== Instructions to follow ==
Repeat each entry as written, dropping any picture you find.
====== Information supplied ======
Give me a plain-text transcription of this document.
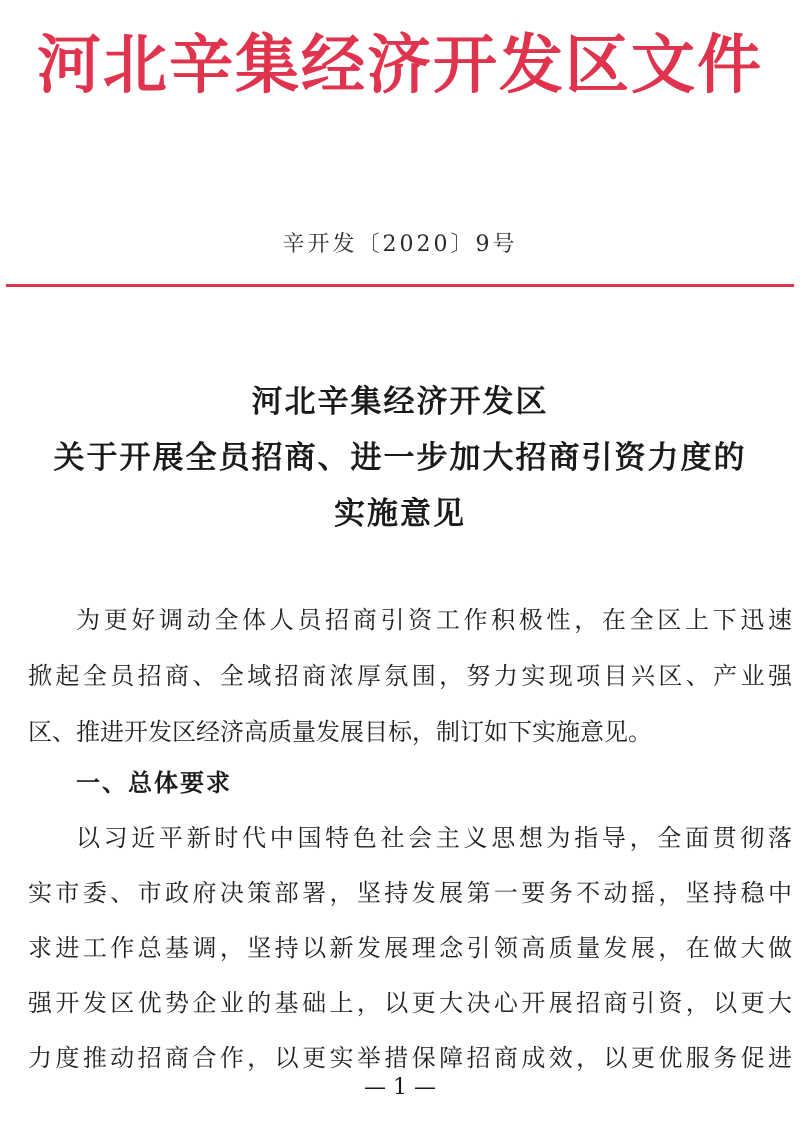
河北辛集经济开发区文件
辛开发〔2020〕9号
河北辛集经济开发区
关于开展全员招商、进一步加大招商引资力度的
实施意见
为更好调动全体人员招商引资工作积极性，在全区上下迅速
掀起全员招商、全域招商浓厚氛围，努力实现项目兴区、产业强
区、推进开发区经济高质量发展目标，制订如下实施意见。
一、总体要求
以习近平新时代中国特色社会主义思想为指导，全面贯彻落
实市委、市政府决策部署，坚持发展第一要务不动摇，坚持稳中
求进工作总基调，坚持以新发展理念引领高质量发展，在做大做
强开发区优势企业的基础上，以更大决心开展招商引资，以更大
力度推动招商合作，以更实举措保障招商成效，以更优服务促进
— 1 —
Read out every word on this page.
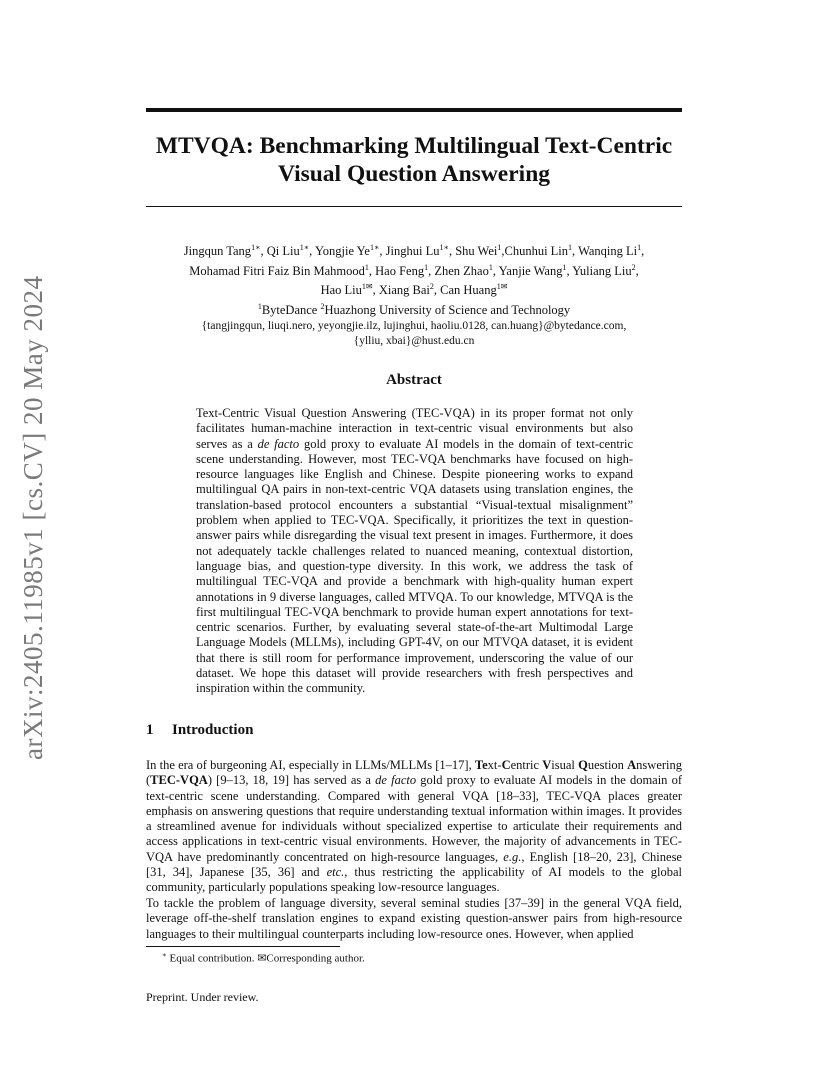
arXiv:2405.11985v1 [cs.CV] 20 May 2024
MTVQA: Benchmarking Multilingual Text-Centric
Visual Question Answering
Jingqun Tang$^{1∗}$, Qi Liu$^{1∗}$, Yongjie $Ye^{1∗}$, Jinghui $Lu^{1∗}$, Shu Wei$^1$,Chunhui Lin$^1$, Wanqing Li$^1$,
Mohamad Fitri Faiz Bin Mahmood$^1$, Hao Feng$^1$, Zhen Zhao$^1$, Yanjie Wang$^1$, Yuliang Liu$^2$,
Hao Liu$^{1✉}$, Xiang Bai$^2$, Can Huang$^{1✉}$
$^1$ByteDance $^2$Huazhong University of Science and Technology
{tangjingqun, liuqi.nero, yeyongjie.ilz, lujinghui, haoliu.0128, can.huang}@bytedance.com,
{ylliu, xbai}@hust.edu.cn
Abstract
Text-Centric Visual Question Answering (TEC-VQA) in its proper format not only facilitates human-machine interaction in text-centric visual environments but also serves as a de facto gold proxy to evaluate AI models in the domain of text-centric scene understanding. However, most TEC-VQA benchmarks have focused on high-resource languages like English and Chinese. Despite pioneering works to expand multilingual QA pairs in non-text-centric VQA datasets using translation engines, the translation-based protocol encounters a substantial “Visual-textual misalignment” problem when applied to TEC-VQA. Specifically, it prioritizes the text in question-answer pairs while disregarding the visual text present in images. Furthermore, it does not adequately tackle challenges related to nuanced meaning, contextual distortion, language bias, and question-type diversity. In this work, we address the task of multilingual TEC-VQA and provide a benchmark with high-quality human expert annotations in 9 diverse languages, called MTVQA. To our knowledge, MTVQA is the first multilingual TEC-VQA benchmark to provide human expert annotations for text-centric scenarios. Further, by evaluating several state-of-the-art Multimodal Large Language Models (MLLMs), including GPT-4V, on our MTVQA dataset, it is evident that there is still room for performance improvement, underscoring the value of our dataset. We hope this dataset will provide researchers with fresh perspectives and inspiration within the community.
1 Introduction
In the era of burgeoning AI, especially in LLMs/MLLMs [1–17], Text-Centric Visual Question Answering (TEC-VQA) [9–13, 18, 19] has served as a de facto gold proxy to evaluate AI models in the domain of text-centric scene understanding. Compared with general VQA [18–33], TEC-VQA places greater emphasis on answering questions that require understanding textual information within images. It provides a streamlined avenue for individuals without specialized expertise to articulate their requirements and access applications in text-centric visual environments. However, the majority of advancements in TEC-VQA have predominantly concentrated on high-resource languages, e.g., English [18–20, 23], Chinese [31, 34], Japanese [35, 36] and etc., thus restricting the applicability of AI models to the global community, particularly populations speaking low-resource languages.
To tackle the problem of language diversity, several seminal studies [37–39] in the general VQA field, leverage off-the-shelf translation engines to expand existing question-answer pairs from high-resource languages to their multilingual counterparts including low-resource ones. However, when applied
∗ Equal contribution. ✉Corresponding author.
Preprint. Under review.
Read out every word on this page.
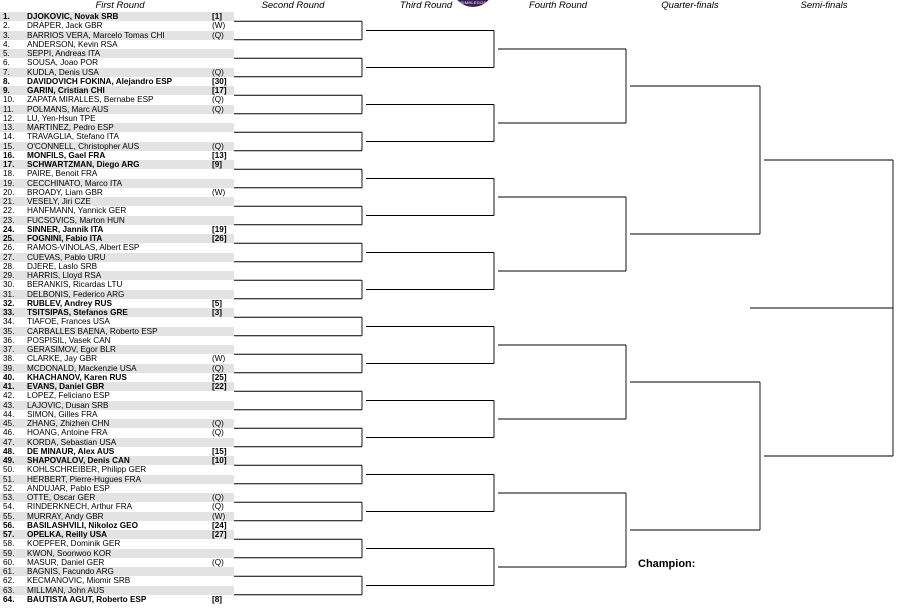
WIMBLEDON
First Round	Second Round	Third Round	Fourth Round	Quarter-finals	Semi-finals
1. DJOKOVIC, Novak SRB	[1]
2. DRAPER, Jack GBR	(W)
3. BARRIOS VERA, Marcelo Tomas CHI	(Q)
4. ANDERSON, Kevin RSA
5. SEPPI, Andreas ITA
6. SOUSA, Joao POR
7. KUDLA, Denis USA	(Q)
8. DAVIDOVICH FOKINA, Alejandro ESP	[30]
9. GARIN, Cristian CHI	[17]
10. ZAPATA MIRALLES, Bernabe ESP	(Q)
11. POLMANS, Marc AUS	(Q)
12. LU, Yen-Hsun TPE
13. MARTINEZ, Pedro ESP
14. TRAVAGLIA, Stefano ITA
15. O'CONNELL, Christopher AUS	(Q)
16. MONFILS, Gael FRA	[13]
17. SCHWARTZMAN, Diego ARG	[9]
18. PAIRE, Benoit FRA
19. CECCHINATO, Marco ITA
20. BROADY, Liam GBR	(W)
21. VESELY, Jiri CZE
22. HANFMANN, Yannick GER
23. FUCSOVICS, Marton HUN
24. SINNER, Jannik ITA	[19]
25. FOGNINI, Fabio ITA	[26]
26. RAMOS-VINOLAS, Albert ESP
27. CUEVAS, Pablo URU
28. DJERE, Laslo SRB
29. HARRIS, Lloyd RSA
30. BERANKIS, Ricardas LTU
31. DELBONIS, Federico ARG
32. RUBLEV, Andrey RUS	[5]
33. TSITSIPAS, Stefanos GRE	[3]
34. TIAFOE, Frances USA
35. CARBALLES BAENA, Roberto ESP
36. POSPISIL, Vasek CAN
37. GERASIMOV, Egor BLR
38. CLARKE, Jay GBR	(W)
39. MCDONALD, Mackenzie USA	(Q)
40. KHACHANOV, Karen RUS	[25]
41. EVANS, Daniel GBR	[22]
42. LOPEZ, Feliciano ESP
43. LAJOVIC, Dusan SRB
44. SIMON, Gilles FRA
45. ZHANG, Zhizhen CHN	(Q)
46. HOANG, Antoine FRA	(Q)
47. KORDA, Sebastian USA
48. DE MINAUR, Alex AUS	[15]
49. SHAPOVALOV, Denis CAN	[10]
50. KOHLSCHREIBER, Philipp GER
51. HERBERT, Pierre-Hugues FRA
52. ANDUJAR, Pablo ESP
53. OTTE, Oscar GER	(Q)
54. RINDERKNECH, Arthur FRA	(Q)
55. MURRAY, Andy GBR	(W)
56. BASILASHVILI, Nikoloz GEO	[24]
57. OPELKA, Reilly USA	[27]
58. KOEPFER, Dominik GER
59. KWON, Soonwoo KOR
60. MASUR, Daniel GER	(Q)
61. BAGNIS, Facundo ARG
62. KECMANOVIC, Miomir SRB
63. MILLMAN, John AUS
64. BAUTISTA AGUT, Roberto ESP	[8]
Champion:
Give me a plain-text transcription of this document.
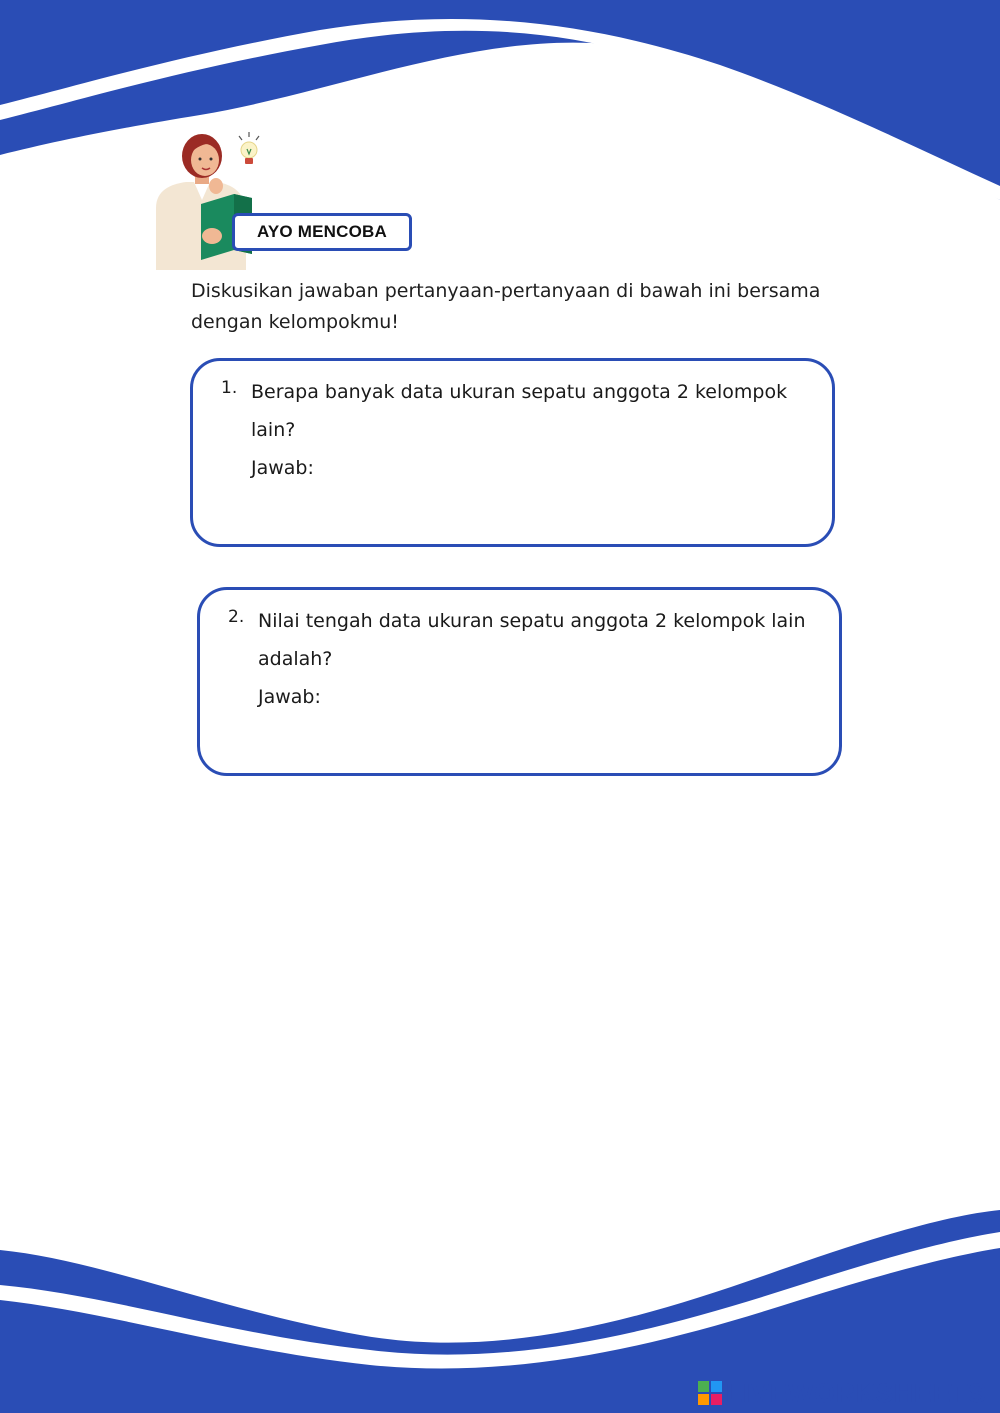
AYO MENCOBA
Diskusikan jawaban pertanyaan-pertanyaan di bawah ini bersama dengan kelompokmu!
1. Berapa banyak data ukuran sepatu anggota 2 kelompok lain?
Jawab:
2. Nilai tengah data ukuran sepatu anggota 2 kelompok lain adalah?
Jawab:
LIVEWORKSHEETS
======
== Correct result ==
Give me a plain-text transcription of this document.
河北辛集经济开发区文件
辛开发〔2020〕9号
河北辛集经济开发区
关于开展全员招商、进一步加大招商引资力度的
实施意见
为更好调动全体人员招商引资工作积极性，在全区上下迅速
掀起全员招商、全域招商浓厚氛围，努力实现项目兴区、产业强
区、推进开发区经济高质量发展目标，制订如下实施意见。
一、总体要求
以习近平新时代中国特色社会主义思想为指导，全面贯彻落
实市委、市政府决策部署，坚持发展第一要务不动摇，坚持稳中
求进工作总基调，坚持以新发展理念引领高质量发展，在做大做
强开发区优势企业的基础上，以更大决心开展招商引资，以更大
力度推动招商合作，以更实举措保障招商成效，以更优服务促进
— 1 —
Read out every word on this page.
arXiv:2405.11985v1 [cs.CV] 20 May 2024
MTVQA: Benchmarking Multilingual Text-Centric
Visual Question Answering
Jingqun Tang$^{1∗}$, Qi Liu$^{1∗}$, Yongjie $Ye^{1∗}$, Jinghui $Lu^{1∗}$, Shu Wei$^1$,Chunhui Lin$^1$, Wanqing Li$^1$,
Mohamad Fitri Faiz Bin Mahmood$^1$, Hao Feng$^1$, Zhen Zhao$^1$, Yanjie Wang$^1$, Yuliang Liu$^2$,
Hao Liu$^{1✉}$, Xiang Bai$^2$, Can Huang$^{1✉}$
$^1$ByteDance $^2$Huazhong University of Science and Technology
{tangjingqun, liuqi.nero, yeyongjie.ilz, lujinghui, haoliu.0128, can.huang}@bytedance.com,
{ylliu, xbai}@hust.edu.cn
Abstract
Text-Centric Visual Question Answering (TEC-VQA) in its proper format not only facilitates human-machine interaction in text-centric visual environments but also serves as a de facto gold proxy to evaluate AI models in the domain of text-centric scene understanding. However, most TEC-VQA benchmarks have focused on high-resource languages like English and Chinese. Despite pioneering works to expand multilingual QA pairs in non-text-centric VQA datasets using translation engines, the translation-based protocol encounters a substantial “Visual-textual misalignment” problem when applied to TEC-VQA. Specifically, it prioritizes the text in question-answer pairs while disregarding the visual text present in images. Furthermore, it does not adequately tackle challenges related to nuanced meaning, contextual distortion, language bias, and question-type diversity. In this work, we address the task of multilingual TEC-VQA and provide a benchmark with high-quality human expert annotations in 9 diverse languages, called MTVQA. To our knowledge, MTVQA is the first multilingual TEC-VQA benchmark to provide human expert annotations for text-centric scenarios. Further, by evaluating several state-of-the-art Multimodal Large Language Models (MLLMs), including GPT-4V, on our MTVQA dataset, it is evident that there is still room for performance improvement, underscoring the value of our dataset. We hope this dataset will provide researchers with fresh perspectives and inspiration within the community.
1 Introduction
In the era of burgeoning AI, especially in LLMs/MLLMs [1–17], Text-Centric Visual Question Answering (TEC-VQA) [9–13, 18, 19] has served as a de facto gold proxy to evaluate AI models in the domain of text-centric scene understanding. Compared with general VQA [18–33], TEC-VQA places greater emphasis on answering questions that require understanding textual information within images. It provides a streamlined avenue for individuals without specialized expertise to articulate their requirements and access applications in text-centric visual environments. However, the majority of advancements in TEC-VQA have predominantly concentrated on high-resource languages, e.g., English [18–20, 23], Chinese [31, 34], Japanese [35, 36] and etc., thus restricting the applicability of AI models to the global community, particularly populations speaking low-resource languages.
To tackle the problem of language diversity, several seminal studies [37–39] in the general VQA field, leverage off-the-shelf translation engines to expand existing question-answer pairs from high-resource languages to their multilingual counterparts including low-resource ones. However, when applied
∗ Equal contribution. ✉Corresponding author.
Preprint. Under review.
Read out every word on this page.
WIMBLEDON
First Round	Second Round	Third Round	Fourth Round	Quarter-finals	Semi-finals
1. DJOKOVIC, Novak SRB	[1]
2. DRAPER, Jack GBR	(W)
3. BARRIOS VERA, Marcelo Tomas CHI	(Q)
4. ANDERSON, Kevin RSA
5. SEPPI, Andreas ITA
6. SOUSA, Joao POR
7. KUDLA, Denis USA	(Q)
8. DAVIDOVICH FOKINA, Alejandro ESP	[30]
9. GARIN, Cristian CHI	[17]
10. ZAPATA MIRALLES, Bernabe ESP	(Q)
11. POLMANS, Marc AUS	(Q)
12. LU, Yen-Hsun TPE
13. MARTINEZ, Pedro ESP
14. TRAVAGLIA, Stefano ITA
15. O'CONNELL, Christopher AUS	(Q)
16. MONFILS, Gael FRA	[13]
17. SCHWARTZMAN, Diego ARG	[9]
18. PAIRE, Benoit FRA
19. CECCHINATO, Marco ITA
20. BROADY, Liam GBR	(W)
21. VESELY, Jiri CZE
22. HANFMANN, Yannick GER
23. FUCSOVICS, Marton HUN
24. SINNER, Jannik ITA	[19]
25. FOGNINI, Fabio ITA	[26]
26. RAMOS-VINOLAS, Albert ESP
27. CUEVAS, Pablo URU
28. DJERE, Laslo SRB
29. HARRIS, Lloyd RSA
30. BERANKIS, Ricardas LTU
31. DELBONIS, Federico ARG
32. RUBLEV, Andrey RUS	[5]
33. TSITSIPAS, Stefanos GRE	[3]
34. TIAFOE, Frances USA
35. CARBALLES BAENA, Roberto ESP
36. POSPISIL, Vasek CAN
37. GERASIMOV, Egor BLR
38. CLARKE, Jay GBR	(W)
39. MCDONALD, Mackenzie USA	(Q)
40. KHACHANOV, Karen RUS	[25]
41. EVANS, Daniel GBR	[22]
42. LOPEZ, Feliciano ESP
43. LAJOVIC, Dusan SRB
44. SIMON, Gilles FRA
45. ZHANG, Zhizhen CHN	(Q)
46. HOANG, Antoine FRA	(Q)
47. KORDA, Sebastian USA
48. DE MINAUR, Alex AUS	[15]
49. SHAPOVALOV, Denis CAN	[10]
50. KOHLSCHREIBER, Philipp GER
51. HERBERT, Pierre-Hugues FRA
52. ANDUJAR, Pablo ESP
53. OTTE, Oscar GER	(Q)
54. RINDERKNECH, Arthur FRA	(Q)
55. MURRAY, Andy GBR	(W)
56. BASILASHVILI, Nikoloz GEO	[24]
57. OPELKA, Reilly USA	[27]
58. KOEPFER, Dominik GER
59. KWON, Soonwoo KOR
60. MASUR, Daniel GER	(Q)
61. BAGNIS, Facundo ARG
62. KECMANOVIC, Miomir SRB
63. MILLMAN, John AUS
64. BAUTISTA AGUT, Roberto ESP	[8]
Champion:
Give me a plain-text transcription of this document.
AYO MENCOBA
Diskusikan jawaban pertanyaan-pertanyaan di bawah ini bersama dengan kelompokmu!
1. Berapa banyak data ukuran sepatu anggota 2 kelompok lain?
Jawab:
2. Nilai tengah data ukuran sepatu anggota 2 kelompok lain adalah?
Jawab:
LIVEWORKSHEETS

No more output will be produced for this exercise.